** START MATERIAL TO PROCESS **

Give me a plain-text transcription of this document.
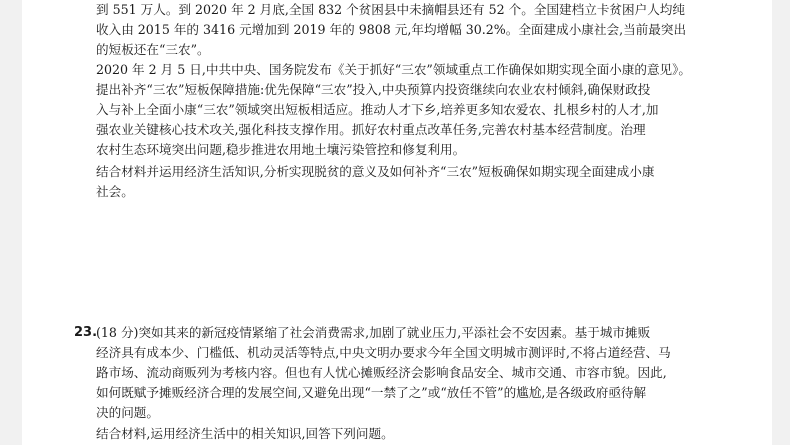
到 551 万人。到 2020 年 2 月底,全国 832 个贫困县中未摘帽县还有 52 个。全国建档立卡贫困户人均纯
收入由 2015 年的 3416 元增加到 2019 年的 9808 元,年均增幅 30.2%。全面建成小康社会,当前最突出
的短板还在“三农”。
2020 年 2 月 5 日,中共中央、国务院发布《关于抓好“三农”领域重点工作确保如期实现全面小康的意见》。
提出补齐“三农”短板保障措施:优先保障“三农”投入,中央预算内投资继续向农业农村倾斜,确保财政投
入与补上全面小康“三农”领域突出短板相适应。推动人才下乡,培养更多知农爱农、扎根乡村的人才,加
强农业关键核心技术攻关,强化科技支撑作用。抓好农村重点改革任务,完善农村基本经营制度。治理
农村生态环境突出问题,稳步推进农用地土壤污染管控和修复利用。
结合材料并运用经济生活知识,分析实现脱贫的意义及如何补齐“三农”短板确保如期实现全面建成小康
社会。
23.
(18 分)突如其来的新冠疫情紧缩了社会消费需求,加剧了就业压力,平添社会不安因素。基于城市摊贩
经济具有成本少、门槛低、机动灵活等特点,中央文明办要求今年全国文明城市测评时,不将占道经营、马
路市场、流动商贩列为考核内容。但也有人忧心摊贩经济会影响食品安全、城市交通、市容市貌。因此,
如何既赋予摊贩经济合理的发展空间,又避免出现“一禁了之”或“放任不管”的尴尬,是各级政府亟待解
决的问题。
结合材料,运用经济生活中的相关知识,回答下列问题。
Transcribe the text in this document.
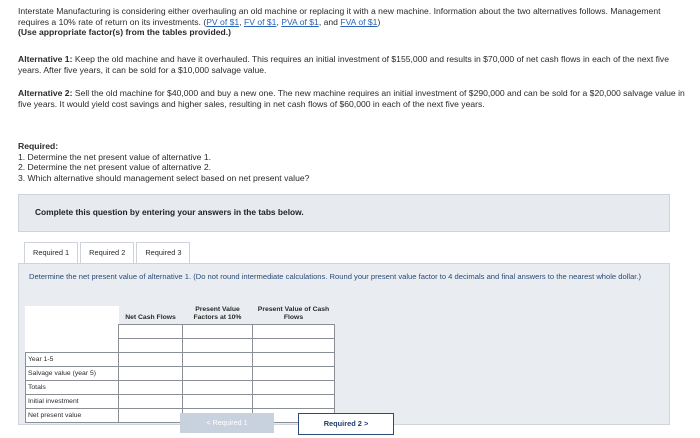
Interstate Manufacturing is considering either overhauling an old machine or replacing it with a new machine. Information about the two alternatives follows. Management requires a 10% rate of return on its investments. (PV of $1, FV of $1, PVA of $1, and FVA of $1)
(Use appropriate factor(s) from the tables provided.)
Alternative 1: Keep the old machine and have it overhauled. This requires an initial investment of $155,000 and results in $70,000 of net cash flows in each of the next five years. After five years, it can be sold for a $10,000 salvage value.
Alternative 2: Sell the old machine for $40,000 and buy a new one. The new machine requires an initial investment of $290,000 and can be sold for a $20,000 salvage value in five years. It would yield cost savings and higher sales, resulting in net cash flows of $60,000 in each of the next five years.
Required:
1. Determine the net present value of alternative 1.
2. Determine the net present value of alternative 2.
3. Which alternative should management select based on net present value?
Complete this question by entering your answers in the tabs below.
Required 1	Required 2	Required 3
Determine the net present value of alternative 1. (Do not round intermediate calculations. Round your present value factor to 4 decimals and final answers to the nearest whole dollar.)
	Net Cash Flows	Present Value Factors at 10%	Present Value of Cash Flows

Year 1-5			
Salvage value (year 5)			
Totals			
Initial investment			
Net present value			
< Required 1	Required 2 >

** END MATERIAL TO PROCESS **

• _REQUEST_: The pictures should not appear in the copy; every other part of the records above must be returned exactly.

• _RESULT OF THIS TASK_:
Give me a plain-text transcription of this document.
到 551 万人。到 2020 年 2 月底,全国 832 个贫困县中未摘帽县还有 52 个。全国建档立卡贫困户人均纯
收入由 2015 年的 3416 元增加到 2019 年的 9808 元,年均增幅 30.2%。全面建成小康社会,当前最突出
的短板还在“三农”。
2020 年 2 月 5 日,中共中央、国务院发布《关于抓好“三农”领域重点工作确保如期实现全面小康的意见》。
提出补齐“三农”短板保障措施:优先保障“三农”投入,中央预算内投资继续向农业农村倾斜,确保财政投
入与补上全面小康“三农”领域突出短板相适应。推动人才下乡,培养更多知农爱农、扎根乡村的人才,加
强农业关键核心技术攻关,强化科技支撑作用。抓好农村重点改革任务,完善农村基本经营制度。治理
农村生态环境突出问题,稳步推进农用地土壤污染管控和修复利用。
结合材料并运用经济生活知识,分析实现脱贫的意义及如何补齐“三农”短板确保如期实现全面建成小康
社会。
23.
(18 分)突如其来的新冠疫情紧缩了社会消费需求,加剧了就业压力,平添社会不安因素。基于城市摊贩
经济具有成本少、门槛低、机动灵活等特点,中央文明办要求今年全国文明城市测评时,不将占道经营、马
路市场、流动商贩列为考核内容。但也有人忧心摊贩经济会影响食品安全、城市交通、市容市貌。因此,
如何既赋予摊贩经济合理的发展空间,又避免出现“一禁了之”或“放任不管”的尴尬,是各级政府亟待解
决的问题。
结合材料,运用经济生活中的相关知识,回答下列问题。
Transcribe the text in this document.
Interstate Manufacturing is considering either overhauling an old machine or replacing it with a new machine. Information about the two alternatives follows. Management requires a 10% rate of return on its investments. (PV of $1, FV of $1, PVA of $1, and FVA of $1)
(Use appropriate factor(s) from the tables provided.)
Alternative 1: Keep the old machine and have it overhauled. This requires an initial investment of $155,000 and results in $70,000 of net cash flows in each of the next five years. After five years, it can be sold for a $10,000 salvage value.
Alternative 2: Sell the old machine for $40,000 and buy a new one. The new machine requires an initial investment of $290,000 and can be sold for a $20,000 salvage value in five years. It would yield cost savings and higher sales, resulting in net cash flows of $60,000 in each of the next five years.
Required:
1. Determine the net present value of alternative 1.
2. Determine the net present value of alternative 2.
3. Which alternative should management select based on net present value?
Complete this question by entering your answers in the tabs below.
Required 1	Required 2	Required 3
Determine the net present value of alternative 1. (Do not round intermediate calculations. Round your present value factor to 4 decimals and final answers to the nearest whole dollar.)
	Net Cash Flows	Present Value Factors at 10%	Present Value of Cash Flows

Year 1-5			
Salvage value (year 5)			
Totals			
Initial investment			
Net present value			
< Required 1	Required 2 >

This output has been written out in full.